In the entries below, identify every line with the string "nastavení" and copy it.

(Saved entries)
(begin)

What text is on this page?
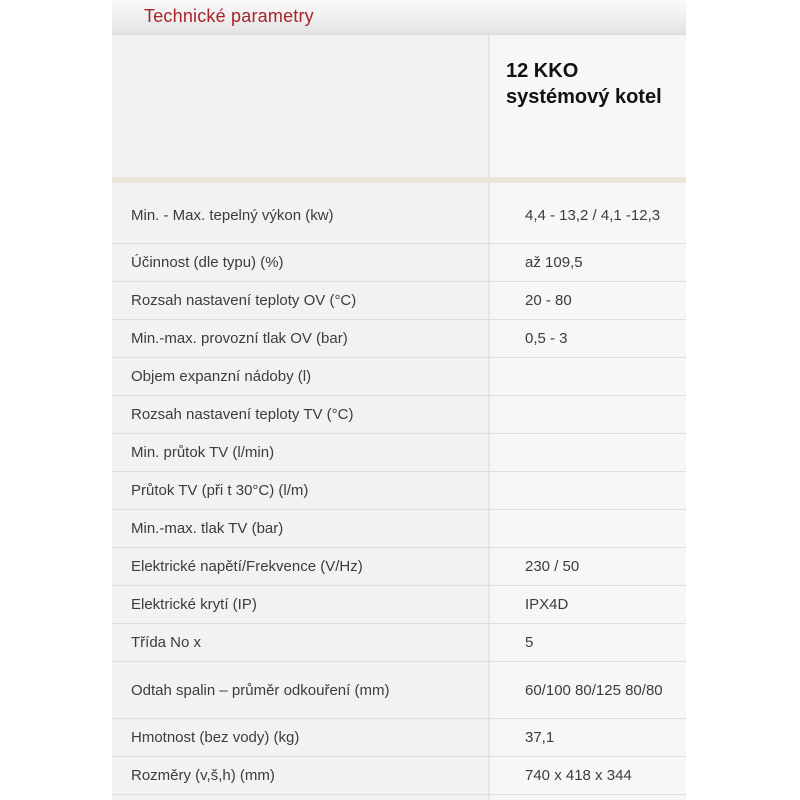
Technické parametry
12 KKO systémový kotel
Min. - Max. tepelný výkon (kw)	4,4 - 13,2 / 4,1 -12,3
Účinnost (dle typu) (%)	až 109,5
Rozsah nastavení teploty OV (°C)	20 - 80
Min.-max. provozní tlak OV (bar)	0,5 - 3
Objem expanzní nádoby (l)	
Rozsah nastavení teploty TV (°C)	
Min. průtok TV (l/min)	
Průtok TV (při t 30°C) (l/m)	
Min.-max. tlak TV (bar)	
Elektrické napětí/Frekvence (V/Hz)	230 / 50
Elektrické krytí (IP)	IPX4D
Třída No x	5
Odtah spalin – průměr odkouření (mm)	60/100 80/125 80/80
Hmotnost (bez vody) (kg)	37,1
Rozměry (v,š,h) (mm)	740 x 418 x 344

(end)

**Expected output**
Rozsah nastavení teploty OV (°C)	20 - 80
Rozsah nastavení teploty TV (°C)	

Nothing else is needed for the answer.